## TO BE DONE
Reproduce the material word for word; the images stay out.

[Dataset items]
________________________________________
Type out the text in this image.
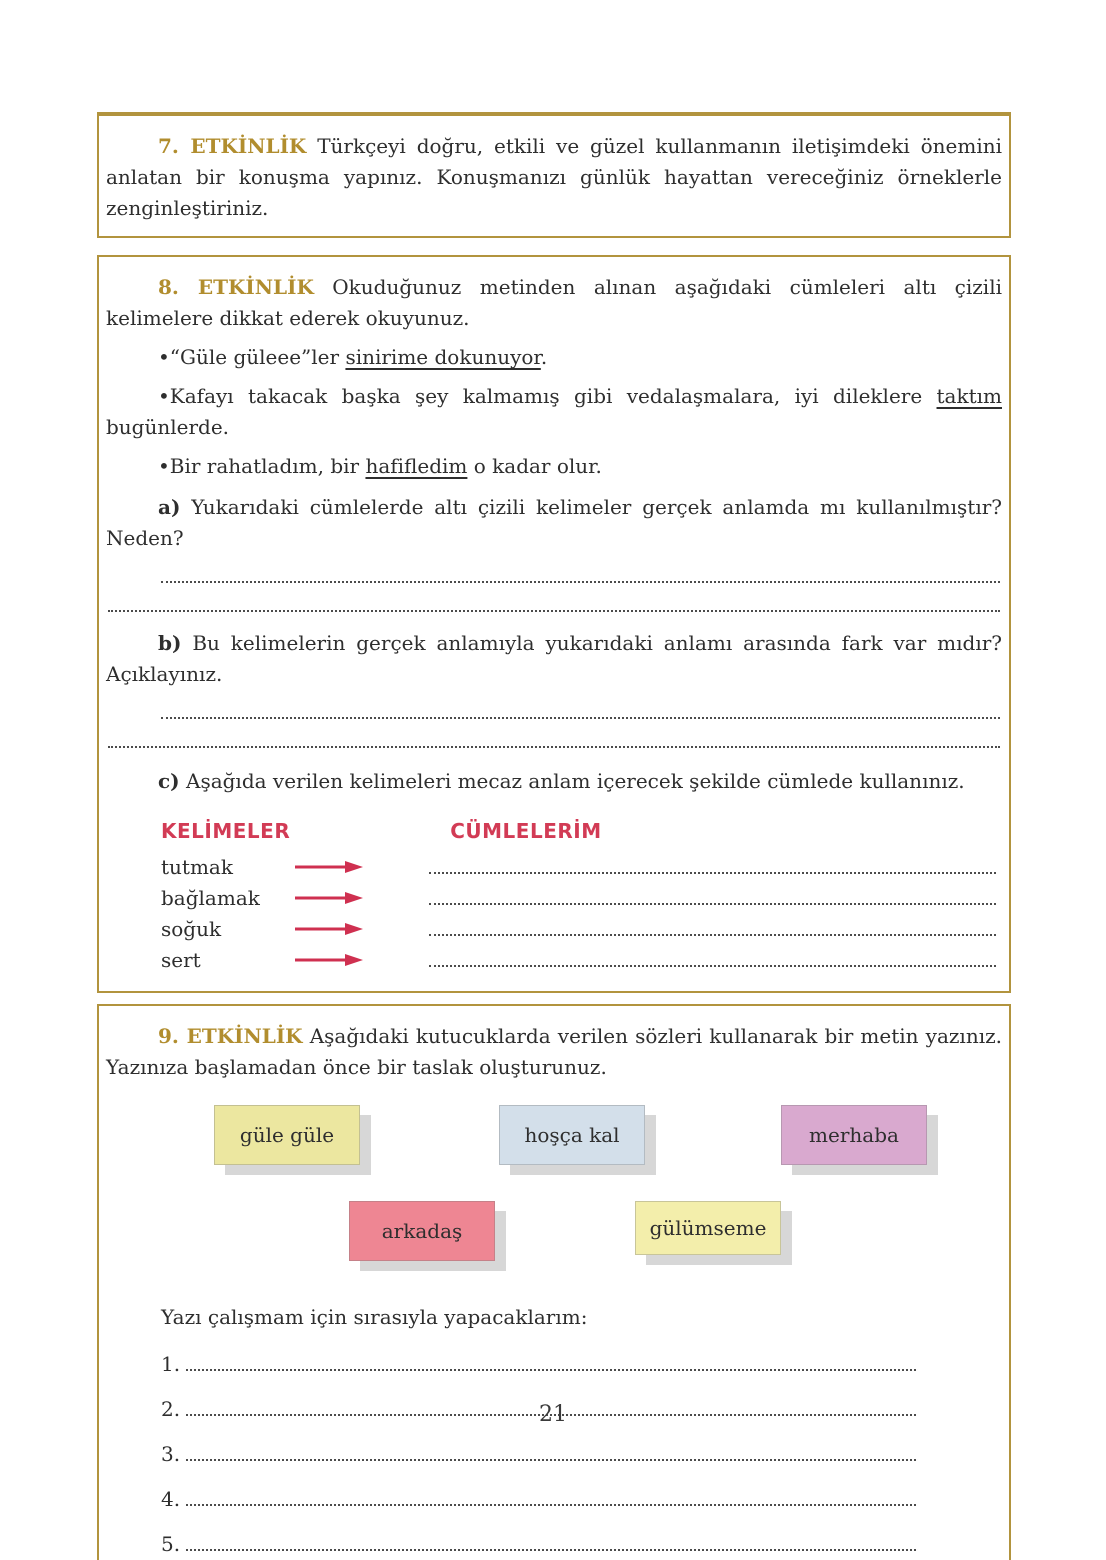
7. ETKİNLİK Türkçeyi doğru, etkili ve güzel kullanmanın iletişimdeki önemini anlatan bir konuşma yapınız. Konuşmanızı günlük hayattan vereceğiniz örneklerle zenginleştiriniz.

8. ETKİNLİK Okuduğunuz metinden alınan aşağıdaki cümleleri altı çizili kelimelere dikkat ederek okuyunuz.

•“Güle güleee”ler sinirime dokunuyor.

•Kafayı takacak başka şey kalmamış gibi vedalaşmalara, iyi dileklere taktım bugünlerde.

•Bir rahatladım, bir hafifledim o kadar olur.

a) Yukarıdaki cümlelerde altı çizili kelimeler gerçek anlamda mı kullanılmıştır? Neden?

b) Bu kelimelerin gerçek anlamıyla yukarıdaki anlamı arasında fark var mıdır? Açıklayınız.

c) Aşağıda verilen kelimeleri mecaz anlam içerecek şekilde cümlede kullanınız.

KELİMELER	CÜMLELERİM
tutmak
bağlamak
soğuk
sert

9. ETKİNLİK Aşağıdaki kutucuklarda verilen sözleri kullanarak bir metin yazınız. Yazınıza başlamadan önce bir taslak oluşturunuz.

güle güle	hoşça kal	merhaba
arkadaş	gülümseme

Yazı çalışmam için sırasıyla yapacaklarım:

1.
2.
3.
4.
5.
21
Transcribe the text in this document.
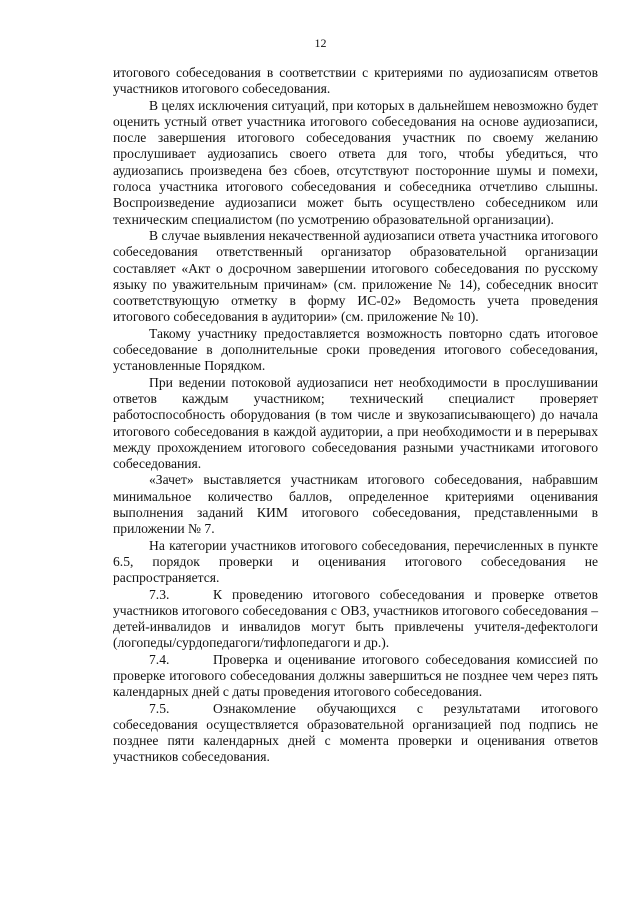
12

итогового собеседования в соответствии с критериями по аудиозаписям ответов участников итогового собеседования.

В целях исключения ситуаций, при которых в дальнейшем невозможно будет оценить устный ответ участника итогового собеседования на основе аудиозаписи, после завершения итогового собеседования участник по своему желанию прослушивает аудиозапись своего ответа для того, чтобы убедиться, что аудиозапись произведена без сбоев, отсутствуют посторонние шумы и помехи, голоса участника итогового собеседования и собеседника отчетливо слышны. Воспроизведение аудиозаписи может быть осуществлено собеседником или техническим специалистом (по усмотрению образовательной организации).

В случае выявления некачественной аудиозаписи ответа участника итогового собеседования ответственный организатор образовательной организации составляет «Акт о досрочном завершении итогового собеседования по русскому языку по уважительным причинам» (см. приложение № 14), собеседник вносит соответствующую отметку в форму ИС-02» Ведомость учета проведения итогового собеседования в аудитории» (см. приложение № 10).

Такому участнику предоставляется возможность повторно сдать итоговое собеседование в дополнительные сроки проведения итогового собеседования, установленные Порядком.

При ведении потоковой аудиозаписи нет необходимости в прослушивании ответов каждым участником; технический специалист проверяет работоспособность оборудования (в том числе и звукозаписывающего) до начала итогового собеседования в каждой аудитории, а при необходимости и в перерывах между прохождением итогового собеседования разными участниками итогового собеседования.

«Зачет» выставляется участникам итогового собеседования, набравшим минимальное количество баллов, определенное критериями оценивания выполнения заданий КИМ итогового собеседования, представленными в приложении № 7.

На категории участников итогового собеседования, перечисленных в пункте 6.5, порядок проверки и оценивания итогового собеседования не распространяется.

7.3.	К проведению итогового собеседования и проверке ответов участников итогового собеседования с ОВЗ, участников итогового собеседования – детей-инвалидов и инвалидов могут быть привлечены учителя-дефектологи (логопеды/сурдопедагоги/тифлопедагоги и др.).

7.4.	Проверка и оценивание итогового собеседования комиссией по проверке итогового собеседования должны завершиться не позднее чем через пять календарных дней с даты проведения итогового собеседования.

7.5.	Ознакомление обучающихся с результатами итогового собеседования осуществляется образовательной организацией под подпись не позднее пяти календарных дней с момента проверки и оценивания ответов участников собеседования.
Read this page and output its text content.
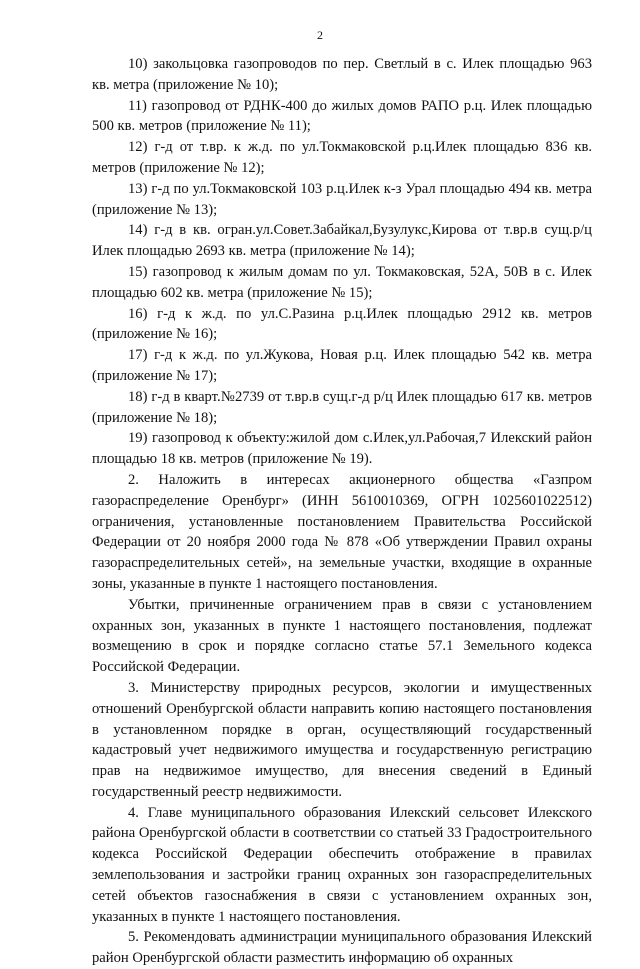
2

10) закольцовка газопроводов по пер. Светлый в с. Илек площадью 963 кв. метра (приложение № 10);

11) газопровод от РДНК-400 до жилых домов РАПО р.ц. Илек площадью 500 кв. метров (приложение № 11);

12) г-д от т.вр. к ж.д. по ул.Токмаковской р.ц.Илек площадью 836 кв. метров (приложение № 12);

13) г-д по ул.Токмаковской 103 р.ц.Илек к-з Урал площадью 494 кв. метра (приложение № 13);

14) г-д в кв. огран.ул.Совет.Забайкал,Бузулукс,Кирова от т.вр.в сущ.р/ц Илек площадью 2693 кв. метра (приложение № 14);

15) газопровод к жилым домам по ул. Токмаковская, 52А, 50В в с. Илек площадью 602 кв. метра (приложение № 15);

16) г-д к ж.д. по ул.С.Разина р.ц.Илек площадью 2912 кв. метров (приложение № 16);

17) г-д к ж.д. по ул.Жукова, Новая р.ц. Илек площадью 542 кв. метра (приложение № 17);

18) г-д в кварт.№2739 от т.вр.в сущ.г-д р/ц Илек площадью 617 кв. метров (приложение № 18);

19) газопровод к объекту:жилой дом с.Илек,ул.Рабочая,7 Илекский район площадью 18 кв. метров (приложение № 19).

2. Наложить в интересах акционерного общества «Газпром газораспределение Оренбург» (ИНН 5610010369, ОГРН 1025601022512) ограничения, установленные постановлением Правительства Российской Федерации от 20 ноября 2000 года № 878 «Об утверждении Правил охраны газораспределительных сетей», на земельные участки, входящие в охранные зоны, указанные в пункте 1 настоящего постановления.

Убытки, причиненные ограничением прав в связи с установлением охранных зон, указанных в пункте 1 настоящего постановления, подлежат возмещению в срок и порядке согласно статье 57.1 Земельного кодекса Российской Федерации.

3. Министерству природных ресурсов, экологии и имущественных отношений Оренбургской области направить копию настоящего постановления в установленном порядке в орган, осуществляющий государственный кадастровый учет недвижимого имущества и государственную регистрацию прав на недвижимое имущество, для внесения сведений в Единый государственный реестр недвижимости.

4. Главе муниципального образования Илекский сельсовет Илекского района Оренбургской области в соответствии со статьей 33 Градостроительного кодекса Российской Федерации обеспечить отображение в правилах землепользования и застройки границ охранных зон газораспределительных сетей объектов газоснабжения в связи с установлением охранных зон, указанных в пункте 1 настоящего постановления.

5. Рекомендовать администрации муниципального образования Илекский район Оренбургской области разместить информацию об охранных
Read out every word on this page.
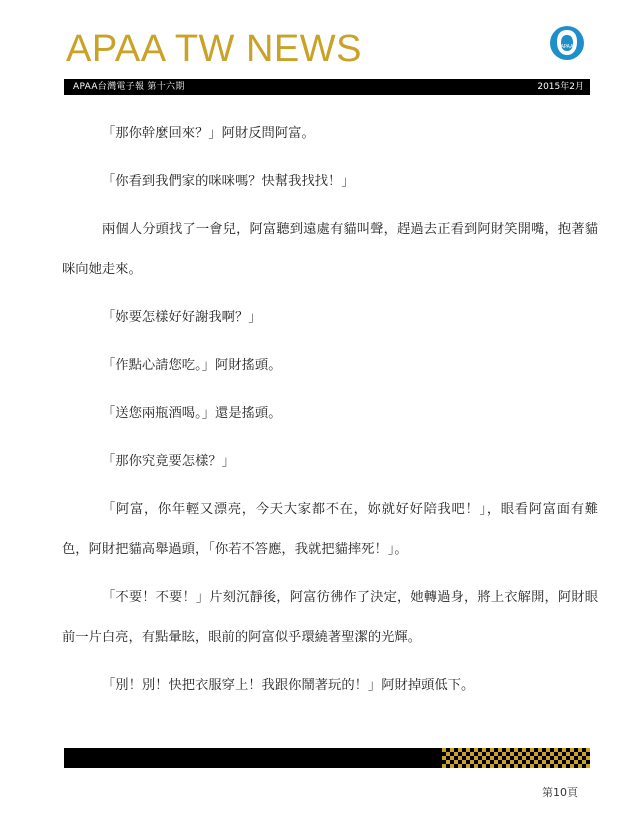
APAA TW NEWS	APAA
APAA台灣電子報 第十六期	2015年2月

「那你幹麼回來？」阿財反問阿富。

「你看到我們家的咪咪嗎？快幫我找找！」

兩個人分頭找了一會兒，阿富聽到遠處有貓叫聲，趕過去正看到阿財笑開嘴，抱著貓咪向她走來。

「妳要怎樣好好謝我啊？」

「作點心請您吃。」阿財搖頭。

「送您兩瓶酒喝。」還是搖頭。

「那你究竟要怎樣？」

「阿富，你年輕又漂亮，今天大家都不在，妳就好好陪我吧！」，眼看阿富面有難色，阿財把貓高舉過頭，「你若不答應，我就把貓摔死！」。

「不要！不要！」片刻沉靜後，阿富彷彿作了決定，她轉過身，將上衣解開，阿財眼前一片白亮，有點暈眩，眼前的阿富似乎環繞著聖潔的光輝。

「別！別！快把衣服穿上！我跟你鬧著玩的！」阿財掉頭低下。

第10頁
________________________________________
## RIGHT ANSWER
Type out the text in this image.
7. ETKİNLİK Türkçeyi doğru, etkili ve güzel kullanmanın iletişimdeki önemini anlatan bir konuşma yapınız. Konuşmanızı günlük hayattan vereceğiniz örneklerle zenginleştiriniz.

8. ETKİNLİK Okuduğunuz metinden alınan aşağıdaki cümleleri altı çizili kelimelere dikkat ederek okuyunuz.

•“Güle güleee”ler sinirime dokunuyor.

•Kafayı takacak başka şey kalmamış gibi vedalaşmalara, iyi dileklere taktım bugünlerde.

•Bir rahatladım, bir hafifledim o kadar olur.

a) Yukarıdaki cümlelerde altı çizili kelimeler gerçek anlamda mı kullanılmıştır? Neden?

b) Bu kelimelerin gerçek anlamıyla yukarıdaki anlamı arasında fark var mıdır? Açıklayınız.

c) Aşağıda verilen kelimeleri mecaz anlam içerecek şekilde cümlede kullanınız.

KELİMELER	CÜMLELERİM
tutmak
bağlamak
soğuk
sert

9. ETKİNLİK Aşağıdaki kutucuklarda verilen sözleri kullanarak bir metin yazınız. Yazınıza başlamadan önce bir taslak oluşturunuz.

güle güle	hoşça kal	merhaba
arkadaş	gülümseme

Yazı çalışmam için sırasıyla yapacaklarım:

1.
2.
3.
4.
5.
21
Transcribe the text in this document.
12

итогового собеседования в соответствии с критериями по аудиозаписям ответов участников итогового собеседования.

В целях исключения ситуаций, при которых в дальнейшем невозможно будет оценить устный ответ участника итогового собеседования на основе аудиозаписи, после завершения итогового собеседования участник по своему желанию прослушивает аудиозапись своего ответа для того, чтобы убедиться, что аудиозапись произведена без сбоев, отсутствуют посторонние шумы и помехи, голоса участника итогового собеседования и собеседника отчетливо слышны. Воспроизведение аудиозаписи может быть осуществлено собеседником или техническим специалистом (по усмотрению образовательной организации).

В случае выявления некачественной аудиозаписи ответа участника итогового собеседования ответственный организатор образовательной организации составляет «Акт о досрочном завершении итогового собеседования по русскому языку по уважительным причинам» (см. приложение № 14), собеседник вносит соответствующую отметку в форму ИС-02» Ведомость учета проведения итогового собеседования в аудитории» (см. приложение № 10).

Такому участнику предоставляется возможность повторно сдать итоговое собеседование в дополнительные сроки проведения итогового собеседования, установленные Порядком.

При ведении потоковой аудиозаписи нет необходимости в прослушивании ответов каждым участником; технический специалист проверяет работоспособность оборудования (в том числе и звукозаписывающего) до начала итогового собеседования в каждой аудитории, а при необходимости и в перерывах между прохождением итогового собеседования разными участниками итогового собеседования.

«Зачет» выставляется участникам итогового собеседования, набравшим минимальное количество баллов, определенное критериями оценивания выполнения заданий КИМ итогового собеседования, представленными в приложении № 7.

На категории участников итогового собеседования, перечисленных в пункте 6.5, порядок проверки и оценивания итогового собеседования не распространяется.

7.3.	К проведению итогового собеседования и проверке ответов участников итогового собеседования с ОВЗ, участников итогового собеседования – детей-инвалидов и инвалидов могут быть привлечены учителя-дефектологи (логопеды/сурдопедагоги/тифлопедагоги и др.).

7.4.	Проверка и оценивание итогового собеседования комиссией по проверке итогового собеседования должны завершиться не позднее чем через пять календарных дней с даты проведения итогового собеседования.

7.5.	Ознакомление обучающихся с результатами итогового собеседования осуществляется образовательной организацией под подпись не позднее пяти календарных дней с момента проверки и оценивания ответов участников собеседования.
Read this page and output its text content.
2

10) закольцовка газопроводов по пер. Светлый в с. Илек площадью 963 кв. метра (приложение № 10);

11) газопровод от РДНК-400 до жилых домов РАПО р.ц. Илек площадью 500 кв. метров (приложение № 11);

12) г-д от т.вр. к ж.д. по ул.Токмаковской р.ц.Илек площадью 836 кв. метров (приложение № 12);

13) г-д по ул.Токмаковской 103 р.ц.Илек к-з Урал площадью 494 кв. метра (приложение № 13);

14) г-д в кв. огран.ул.Совет.Забайкал,Бузулукс,Кирова от т.вр.в сущ.р/ц Илек площадью 2693 кв. метра (приложение № 14);

15) газопровод к жилым домам по ул. Токмаковская, 52А, 50В в с. Илек площадью 602 кв. метра (приложение № 15);

16) г-д к ж.д. по ул.С.Разина р.ц.Илек площадью 2912 кв. метров (приложение № 16);

17) г-д к ж.д. по ул.Жукова, Новая р.ц. Илек площадью 542 кв. метра (приложение № 17);

18) г-д в кварт.№2739 от т.вр.в сущ.г-д р/ц Илек площадью 617 кв. метров (приложение № 18);

19) газопровод к объекту:жилой дом с.Илек,ул.Рабочая,7 Илекский район площадью 18 кв. метров (приложение № 19).

2. Наложить в интересах акционерного общества «Газпром газораспределение Оренбург» (ИНН 5610010369, ОГРН 1025601022512) ограничения, установленные постановлением Правительства Российской Федерации от 20 ноября 2000 года № 878 «Об утверждении Правил охраны газораспределительных сетей», на земельные участки, входящие в охранные зоны, указанные в пункте 1 настоящего постановления.

Убытки, причиненные ограничением прав в связи с установлением охранных зон, указанных в пункте 1 настоящего постановления, подлежат возмещению в срок и порядке согласно статье 57.1 Земельного кодекса Российской Федерации.

3. Министерству природных ресурсов, экологии и имущественных отношений Оренбургской области направить копию настоящего постановления в установленном порядке в орган, осуществляющий государственный кадастровый учет недвижимого имущества и государственную регистрацию прав на недвижимое имущество, для внесения сведений в Единый государственный реестр недвижимости.

4. Главе муниципального образования Илекский сельсовет Илекского района Оренбургской области в соответствии со статьей 33 Градостроительного кодекса Российской Федерации обеспечить отображение в правилах землепользования и застройки границ охранных зон газораспределительных сетей объектов газоснабжения в связи с установлением охранных зон, указанных в пункте 1 настоящего постановления.

5. Рекомендовать администрации муниципального образования Илекский район Оренбургской области разместить информацию об охранных
Read out every word on this page.
APAA TW NEWS	APAA
APAA台灣電子報 第十六期	2015年2月

「那你幹麼回來？」阿財反問阿富。

「你看到我們家的咪咪嗎？快幫我找找！」

兩個人分頭找了一會兒，阿富聽到遠處有貓叫聲，趕過去正看到阿財笑開嘴，抱著貓咪向她走來。

「妳要怎樣好好謝我啊？」

「作點心請您吃。」阿財搖頭。

「送您兩瓶酒喝。」還是搖頭。

「那你究竟要怎樣？」

「阿富，你年輕又漂亮，今天大家都不在，妳就好好陪我吧！」，眼看阿富面有難色，阿財把貓高舉過頭，「你若不答應，我就把貓摔死！」。

「不要！不要！」片刻沉靜後，阿富彷彿作了決定，她轉過身，將上衣解開，阿財眼前一片白亮，有點暈眩，眼前的阿富似乎環繞著聖潔的光輝。

「別！別！快把衣服穿上！我跟你鬧著玩的！」阿財掉頭低下。

第10頁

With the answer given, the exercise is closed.